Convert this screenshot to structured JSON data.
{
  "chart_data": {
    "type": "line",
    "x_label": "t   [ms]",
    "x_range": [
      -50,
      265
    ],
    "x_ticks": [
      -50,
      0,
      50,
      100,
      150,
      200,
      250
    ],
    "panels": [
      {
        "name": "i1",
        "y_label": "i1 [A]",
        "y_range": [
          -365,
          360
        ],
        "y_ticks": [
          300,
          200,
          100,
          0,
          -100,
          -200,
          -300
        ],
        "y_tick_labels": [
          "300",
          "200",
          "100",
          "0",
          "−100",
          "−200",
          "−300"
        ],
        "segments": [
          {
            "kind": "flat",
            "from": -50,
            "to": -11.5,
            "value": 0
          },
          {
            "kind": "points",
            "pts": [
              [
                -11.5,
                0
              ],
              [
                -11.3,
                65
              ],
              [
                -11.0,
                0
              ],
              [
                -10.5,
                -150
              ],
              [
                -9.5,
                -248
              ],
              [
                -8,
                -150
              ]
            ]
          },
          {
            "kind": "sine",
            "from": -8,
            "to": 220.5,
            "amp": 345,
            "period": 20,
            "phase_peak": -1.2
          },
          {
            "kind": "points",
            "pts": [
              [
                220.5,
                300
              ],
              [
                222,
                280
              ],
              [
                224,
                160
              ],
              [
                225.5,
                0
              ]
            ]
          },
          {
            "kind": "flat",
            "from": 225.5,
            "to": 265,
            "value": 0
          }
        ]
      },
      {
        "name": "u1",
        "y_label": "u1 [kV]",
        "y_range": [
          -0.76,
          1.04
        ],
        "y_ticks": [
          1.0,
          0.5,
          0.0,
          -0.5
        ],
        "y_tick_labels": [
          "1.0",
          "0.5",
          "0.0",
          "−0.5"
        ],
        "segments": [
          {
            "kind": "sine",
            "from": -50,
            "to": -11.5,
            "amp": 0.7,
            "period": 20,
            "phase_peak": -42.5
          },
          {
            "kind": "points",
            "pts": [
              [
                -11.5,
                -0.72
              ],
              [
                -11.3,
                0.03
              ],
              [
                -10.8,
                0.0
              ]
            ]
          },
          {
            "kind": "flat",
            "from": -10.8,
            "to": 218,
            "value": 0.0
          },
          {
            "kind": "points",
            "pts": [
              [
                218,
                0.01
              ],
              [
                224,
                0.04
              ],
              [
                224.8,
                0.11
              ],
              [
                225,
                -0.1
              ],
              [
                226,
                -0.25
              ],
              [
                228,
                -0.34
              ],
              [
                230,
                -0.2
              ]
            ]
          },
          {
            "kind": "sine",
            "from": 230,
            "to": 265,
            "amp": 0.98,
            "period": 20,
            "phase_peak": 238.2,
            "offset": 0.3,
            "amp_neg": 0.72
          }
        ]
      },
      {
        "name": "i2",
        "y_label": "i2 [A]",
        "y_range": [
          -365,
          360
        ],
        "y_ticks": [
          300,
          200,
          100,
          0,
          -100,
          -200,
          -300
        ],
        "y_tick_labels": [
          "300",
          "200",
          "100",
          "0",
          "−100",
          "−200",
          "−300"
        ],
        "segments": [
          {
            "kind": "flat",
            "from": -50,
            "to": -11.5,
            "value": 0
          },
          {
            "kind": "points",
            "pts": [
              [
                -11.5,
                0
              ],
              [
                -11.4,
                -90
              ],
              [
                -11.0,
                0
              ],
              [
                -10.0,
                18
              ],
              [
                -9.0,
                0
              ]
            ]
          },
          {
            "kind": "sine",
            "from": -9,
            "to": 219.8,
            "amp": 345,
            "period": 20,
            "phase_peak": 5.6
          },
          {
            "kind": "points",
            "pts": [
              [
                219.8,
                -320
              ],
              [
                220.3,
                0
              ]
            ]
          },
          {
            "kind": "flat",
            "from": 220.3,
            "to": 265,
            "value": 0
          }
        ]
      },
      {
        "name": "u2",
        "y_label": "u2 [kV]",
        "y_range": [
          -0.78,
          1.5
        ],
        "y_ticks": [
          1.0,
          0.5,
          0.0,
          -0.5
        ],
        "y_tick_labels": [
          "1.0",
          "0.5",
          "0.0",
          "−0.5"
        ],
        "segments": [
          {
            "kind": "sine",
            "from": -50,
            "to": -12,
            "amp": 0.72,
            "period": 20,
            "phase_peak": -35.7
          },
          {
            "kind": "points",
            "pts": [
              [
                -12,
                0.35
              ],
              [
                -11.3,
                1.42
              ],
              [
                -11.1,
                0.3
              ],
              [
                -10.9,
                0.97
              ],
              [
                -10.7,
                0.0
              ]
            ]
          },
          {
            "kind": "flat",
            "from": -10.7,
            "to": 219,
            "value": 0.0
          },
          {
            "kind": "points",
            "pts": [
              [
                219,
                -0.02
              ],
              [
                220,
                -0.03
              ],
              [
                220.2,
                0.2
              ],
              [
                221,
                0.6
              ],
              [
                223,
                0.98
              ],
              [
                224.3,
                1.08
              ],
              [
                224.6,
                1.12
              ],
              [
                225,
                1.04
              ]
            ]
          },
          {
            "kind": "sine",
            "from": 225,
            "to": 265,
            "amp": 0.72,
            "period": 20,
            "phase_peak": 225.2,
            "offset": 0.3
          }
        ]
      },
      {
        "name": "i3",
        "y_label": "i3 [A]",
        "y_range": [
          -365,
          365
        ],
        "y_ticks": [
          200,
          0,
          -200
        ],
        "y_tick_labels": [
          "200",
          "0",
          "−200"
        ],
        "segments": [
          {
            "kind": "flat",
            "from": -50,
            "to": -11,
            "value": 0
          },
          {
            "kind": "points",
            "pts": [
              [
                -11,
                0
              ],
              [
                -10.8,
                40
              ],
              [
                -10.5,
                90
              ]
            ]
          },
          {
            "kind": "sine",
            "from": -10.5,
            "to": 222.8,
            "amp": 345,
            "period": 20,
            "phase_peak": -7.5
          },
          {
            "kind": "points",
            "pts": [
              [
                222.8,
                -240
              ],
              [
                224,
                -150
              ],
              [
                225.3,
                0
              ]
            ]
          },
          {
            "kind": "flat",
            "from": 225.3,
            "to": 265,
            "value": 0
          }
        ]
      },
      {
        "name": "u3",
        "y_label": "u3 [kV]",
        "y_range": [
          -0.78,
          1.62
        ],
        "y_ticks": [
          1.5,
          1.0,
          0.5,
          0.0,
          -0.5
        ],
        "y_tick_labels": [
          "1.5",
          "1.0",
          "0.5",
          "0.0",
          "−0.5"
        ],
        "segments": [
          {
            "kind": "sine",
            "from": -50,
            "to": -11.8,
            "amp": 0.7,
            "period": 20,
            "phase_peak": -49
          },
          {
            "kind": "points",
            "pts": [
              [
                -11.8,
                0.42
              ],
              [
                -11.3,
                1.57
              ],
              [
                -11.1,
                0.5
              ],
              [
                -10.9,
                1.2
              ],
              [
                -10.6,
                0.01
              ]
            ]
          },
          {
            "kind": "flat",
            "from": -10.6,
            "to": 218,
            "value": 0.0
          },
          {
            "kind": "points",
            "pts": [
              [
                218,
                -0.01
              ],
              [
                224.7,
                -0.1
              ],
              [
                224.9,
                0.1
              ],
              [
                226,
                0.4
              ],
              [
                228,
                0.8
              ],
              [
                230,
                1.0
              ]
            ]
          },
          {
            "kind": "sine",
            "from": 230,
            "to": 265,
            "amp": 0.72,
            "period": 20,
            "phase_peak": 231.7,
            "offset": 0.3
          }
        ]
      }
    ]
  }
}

* Exercise goal *
Return the entries in full, keeping every line exactly as it is.

* Problem solution *
Convert this screenshot to structured JSON data.
{
  "chart_data": {
    "type": "line",
    "x_label": "t   [ms]",
    "x_range": [
      -50,
      265
    ],
    "x_ticks": [
      -50,
      0,
      50,
      100,
      150,
      200,
      250
    ],
    "panels": [
      {
        "name": "i1",
        "y_label": "i1 [A]",
        "y_range": [
          -365,
          360
        ],
        "y_ticks": [
          300,
          200,
          100,
          0,
          -100,
          -200,
          -300
        ],
        "y_tick_labels": [
          "300",
          "200",
          "100",
          "0",
          "−100",
          "−200",
          "−300"
        ],
        "segments": [
          {
            "kind": "flat",
            "from": -50,
            "to": -11.5,
            "value": 0
          },
          {
            "kind": "points",
            "pts": [
              [
                -11.5,
                0
              ],
              [
                -11.3,
                65
              ],
              [
                -11.0,
                0
              ],
              [
                -10.5,
                -150
              ],
              [
                -9.5,
                -248
              ],
              [
                -8,
                -150
              ]
            ]
          },
          {
            "kind": "sine",
            "from": -8,
            "to": 220.5,
            "amp": 345,
            "period": 20,
            "phase_peak": -1.2
          },
          {
            "kind": "points",
            "pts": [
              [
                220.5,
                300
              ],
              [
                222,
                280
              ],
              [
                224,
                160
              ],
              [
                225.5,
                0
              ]
            ]
          },
          {
            "kind": "flat",
            "from": 225.5,
            "to": 265,
            "value": 0
          }
        ]
      },
      {
        "name": "u1",
        "y_label": "u1 [kV]",
        "y_range": [
          -0.76,
          1.04
        ],
        "y_ticks": [
          1.0,
          0.5,
          0.0,
          -0.5
        ],
        "y_tick_labels": [
          "1.0",
          "0.5",
          "0.0",
          "−0.5"
        ],
        "segments": [
          {
            "kind": "sine",
            "from": -50,
            "to": -11.5,
            "amp": 0.7,
            "period": 20,
            "phase_peak": -42.5
          },
          {
            "kind": "points",
            "pts": [
              [
                -11.5,
                -0.72
              ],
              [
                -11.3,
                0.03
              ],
              [
                -10.8,
                0.0
              ]
            ]
          },
          {
            "kind": "flat",
            "from": -10.8,
            "to": 218,
            "value": 0.0
          },
          {
            "kind": "points",
            "pts": [
              [
                218,
                0.01
              ],
              [
                224,
                0.04
              ],
              [
                224.8,
                0.11
              ],
              [
                225,
                -0.1
              ],
              [
                226,
                -0.25
              ],
              [
                228,
                -0.34
              ],
              [
                230,
                -0.2
              ]
            ]
          },
          {
            "kind": "sine",
            "from": 230,
            "to": 265,
            "amp": 0.98,
            "period": 20,
            "phase_peak": 238.2,
            "offset": 0.3,
            "amp_neg": 0.72
          }
        ]
      },
      {
        "name": "i2",
        "y_label": "i2 [A]",
        "y_range": [
          -365,
          360
        ],
        "y_ticks": [
          300,
          200,
          100,
          0,
          -100,
          -200,
          -300
        ],
        "y_tick_labels": [
          "300",
          "200",
          "100",
          "0",
          "−100",
          "−200",
          "−300"
        ],
        "segments": [
          {
            "kind": "flat",
            "from": -50,
            "to": -11.5,
            "value": 0
          },
          {
            "kind": "points",
            "pts": [
              [
                -11.5,
                0
              ],
              [
                -11.4,
                -90
              ],
              [
                -11.0,
                0
              ],
              [
                -10.0,
                18
              ],
              [
                -9.0,
                0
              ]
            ]
          },
          {
            "kind": "sine",
            "from": -9,
            "to": 219.8,
            "amp": 345,
            "period": 20,
            "phase_peak": 5.6
          },
          {
            "kind": "points",
            "pts": [
              [
                219.8,
                -320
              ],
              [
                220.3,
                0
              ]
            ]
          },
          {
            "kind": "flat",
            "from": 220.3,
            "to": 265,
            "value": 0
          }
        ]
      },
      {
        "name": "u2",
        "y_label": "u2 [kV]",
        "y_range": [
          -0.78,
          1.5
        ],
        "y_ticks": [
          1.0,
          0.5,
          0.0,
          -0.5
        ],
        "y_tick_labels": [
          "1.0",
          "0.5",
          "0.0",
          "−0.5"
        ],
        "segments": [
          {
            "kind": "sine",
            "from": -50,
            "to": -12,
            "amp": 0.72,
            "period": 20,
            "phase_peak": -35.7
          },
          {
            "kind": "points",
            "pts": [
              [
                -12,
                0.35
              ],
              [
                -11.3,
                1.42
              ],
              [
                -11.1,
                0.3
              ],
              [
                -10.9,
                0.97
              ],
              [
                -10.7,
                0.0
              ]
            ]
          },
          {
            "kind": "flat",
            "from": -10.7,
            "to": 219,
            "value": 0.0
          },
          {
            "kind": "points",
            "pts": [
              [
                219,
                -0.02
              ],
              [
                220,
                -0.03
              ],
              [
                220.2,
                0.2
              ],
              [
                221,
                0.6
              ],
              [
                223,
                0.98
              ],
              [
                224.3,
                1.08
              ],
              [
                224.6,
                1.12
              ],
              [
                225,
                1.04
              ]
            ]
          },
          {
            "kind": "sine",
            "from": 225,
            "to": 265,
            "amp": 0.72,
            "period": 20,
            "phase_peak": 225.2,
            "offset": 0.3
          }
        ]
      },
      {
        "name": "i3",
        "y_label": "i3 [A]",
        "y_range": [
          -365,
          365
        ],
        "y_ticks": [
          200,
          0,
          -200
        ],
        "y_tick_labels": [
          "200",
          "0",
          "−200"
        ],
        "segments": [
          {
            "kind": "flat",
            "from": -50,
            "to": -11,
            "value": 0
          },
          {
            "kind": "points",
            "pts": [
              [
                -11,
                0
              ],
              [
                -10.8,
                40
              ],
              [
                -10.5,
                90
              ]
            ]
          },
          {
            "kind": "sine",
            "from": -10.5,
            "to": 222.8,
            "amp": 345,
            "period": 20,
            "phase_peak": -7.5
          },
          {
            "kind": "points",
            "pts": [
              [
                222.8,
                -240
              ],
              [
                224,
                -150
              ],
              [
                225.3,
                0
              ]
            ]
          },
          {
            "kind": "flat",
            "from": 225.3,
            "to": 265,
            "value": 0
          }
        ]
      },
      {
        "name": "u3",
        "y_label": "u3 [kV]",
        "y_range": [
          -0.78,
          1.62
        ],
        "y_ticks": [
          1.5,
          1.0,
          0.5,
          0.0,
          -0.5
        ],
        "y_tick_labels": [
          "1.5",
          "1.0",
          "0.5",
          "0.0",
          "−0.5"
        ],
        "segments": [
          {
            "kind": "sine",
            "from": -50,
            "to": -11.8,
            "amp": 0.7,
            "period": 20,
            "phase_peak": -49
          },
          {
            "kind": "points",
            "pts": [
              [
                -11.8,
                0.42
              ],
              [
                -11.3,
                1.57
              ],
              [
                -11.1,
                0.5
              ],
              [
                -10.9,
                1.2
              ],
              [
                -10.6,
                0.01
              ]
            ]
          },
          {
            "kind": "flat",
            "from": -10.6,
            "to": 218,
            "value": 0.0
          },
          {
            "kind": "points",
            "pts": [
              [
                218,
                -0.01
              ],
              [
                224.7,
                -0.1
              ],
              [
                224.9,
                0.1
              ],
              [
                226,
                0.4
              ],
              [
                228,
                0.8
              ],
              [
                230,
                1.0
              ]
            ]
          },
          {
            "kind": "sine",
            "from": 230,
            "to": 265,
            "amp": 0.72,
            "period": 20,
            "phase_peak": 231.7,
            "offset": 0.3
          }
        ]
      }
    ]
  }
}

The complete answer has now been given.